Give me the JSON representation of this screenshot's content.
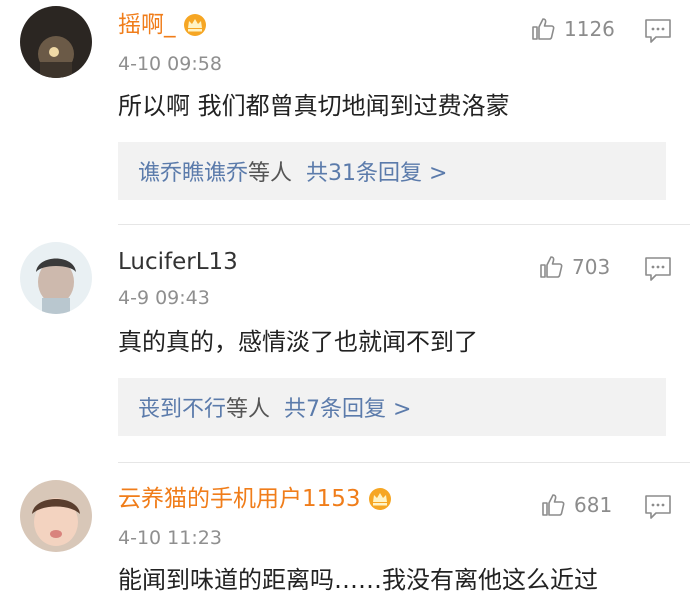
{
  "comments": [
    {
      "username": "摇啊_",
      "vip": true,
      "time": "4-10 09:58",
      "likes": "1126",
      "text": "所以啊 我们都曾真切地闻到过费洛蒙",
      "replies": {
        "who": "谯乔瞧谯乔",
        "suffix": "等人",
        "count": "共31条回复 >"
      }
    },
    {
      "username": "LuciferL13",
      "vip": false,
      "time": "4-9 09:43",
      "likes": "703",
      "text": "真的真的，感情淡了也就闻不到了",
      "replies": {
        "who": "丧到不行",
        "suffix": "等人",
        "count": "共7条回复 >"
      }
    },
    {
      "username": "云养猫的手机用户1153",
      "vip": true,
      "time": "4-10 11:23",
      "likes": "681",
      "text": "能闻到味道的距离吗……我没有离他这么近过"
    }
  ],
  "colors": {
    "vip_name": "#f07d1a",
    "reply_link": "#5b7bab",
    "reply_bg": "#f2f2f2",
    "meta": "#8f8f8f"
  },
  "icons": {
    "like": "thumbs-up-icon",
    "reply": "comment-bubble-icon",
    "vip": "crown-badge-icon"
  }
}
--------------------------------------------------
Set out every line from the material that contains the string "time".

▶ _The solution_
      "time": "4-10 09:58",
      "time": "4-9 09:43",
      "time": "4-10 11:23",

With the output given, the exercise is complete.